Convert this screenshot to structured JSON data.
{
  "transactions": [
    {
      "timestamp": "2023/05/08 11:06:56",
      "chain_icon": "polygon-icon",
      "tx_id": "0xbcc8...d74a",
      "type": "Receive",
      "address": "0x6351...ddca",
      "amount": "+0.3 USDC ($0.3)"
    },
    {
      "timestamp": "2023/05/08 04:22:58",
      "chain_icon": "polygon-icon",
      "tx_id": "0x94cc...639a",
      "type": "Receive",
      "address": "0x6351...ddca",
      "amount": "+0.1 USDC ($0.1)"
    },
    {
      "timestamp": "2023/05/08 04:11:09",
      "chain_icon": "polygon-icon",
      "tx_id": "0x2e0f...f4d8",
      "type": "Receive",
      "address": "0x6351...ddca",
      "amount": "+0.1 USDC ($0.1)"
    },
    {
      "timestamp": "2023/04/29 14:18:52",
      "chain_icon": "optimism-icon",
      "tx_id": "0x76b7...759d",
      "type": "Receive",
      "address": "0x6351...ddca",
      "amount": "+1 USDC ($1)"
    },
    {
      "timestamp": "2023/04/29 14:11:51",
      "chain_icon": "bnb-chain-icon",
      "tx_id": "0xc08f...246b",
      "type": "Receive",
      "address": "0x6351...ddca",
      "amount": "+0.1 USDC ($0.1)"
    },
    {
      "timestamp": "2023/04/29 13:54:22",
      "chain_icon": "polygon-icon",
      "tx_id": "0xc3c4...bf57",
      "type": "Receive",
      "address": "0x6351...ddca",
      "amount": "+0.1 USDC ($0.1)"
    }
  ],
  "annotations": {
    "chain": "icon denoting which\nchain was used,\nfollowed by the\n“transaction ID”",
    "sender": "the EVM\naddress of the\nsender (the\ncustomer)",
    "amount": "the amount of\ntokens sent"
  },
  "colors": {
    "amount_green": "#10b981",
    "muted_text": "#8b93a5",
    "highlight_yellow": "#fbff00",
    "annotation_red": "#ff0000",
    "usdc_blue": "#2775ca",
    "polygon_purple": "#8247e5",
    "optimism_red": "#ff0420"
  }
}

---

[To do]
Your task is to repeat every line exactly.

[Exercise output]
Convert this screenshot to structured JSON data.
{
  "transactions": [
    {
      "timestamp": "2023/05/08 11:06:56",
      "chain_icon": "polygon-icon",
      "tx_id": "0xbcc8...d74a",
      "type": "Receive",
      "address": "0x6351...ddca",
      "amount": "+0.3 USDC ($0.3)"
    },
    {
      "timestamp": "2023/05/08 04:22:58",
      "chain_icon": "polygon-icon",
      "tx_id": "0x94cc...639a",
      "type": "Receive",
      "address": "0x6351...ddca",
      "amount": "+0.1 USDC ($0.1)"
    },
    {
      "timestamp": "2023/05/08 04:11:09",
      "chain_icon": "polygon-icon",
      "tx_id": "0x2e0f...f4d8",
      "type": "Receive",
      "address": "0x6351...ddca",
      "amount": "+0.1 USDC ($0.1)"
    },
    {
      "timestamp": "2023/04/29 14:18:52",
      "chain_icon": "optimism-icon",
      "tx_id": "0x76b7...759d",
      "type": "Receive",
      "address": "0x6351...ddca",
      "amount": "+1 USDC ($1)"
    },
    {
      "timestamp": "2023/04/29 14:11:51",
      "chain_icon": "bnb-chain-icon",
      "tx_id": "0xc08f...246b",
      "type": "Receive",
      "address": "0x6351...ddca",
      "amount": "+0.1 USDC ($0.1)"
    },
    {
      "timestamp": "2023/04/29 13:54:22",
      "chain_icon": "polygon-icon",
      "tx_id": "0xc3c4...bf57",
      "type": "Receive",
      "address": "0x6351...ddca",
      "amount": "+0.1 USDC ($0.1)"
    }
  ],
  "annotations": {
    "chain": "icon denoting which\nchain was used,\nfollowed by the\n“transaction ID”",
    "sender": "the EVM\naddress of the\nsender (the\ncustomer)",
    "amount": "the amount of\ntokens sent"
  },
  "colors": {
    "amount_green": "#10b981",
    "muted_text": "#8b93a5",
    "highlight_yellow": "#fbff00",
    "annotation_red": "#ff0000",
    "usdc_blue": "#2775ca",
    "polygon_purple": "#8247e5",
    "optimism_red": "#ff0420"
  }
}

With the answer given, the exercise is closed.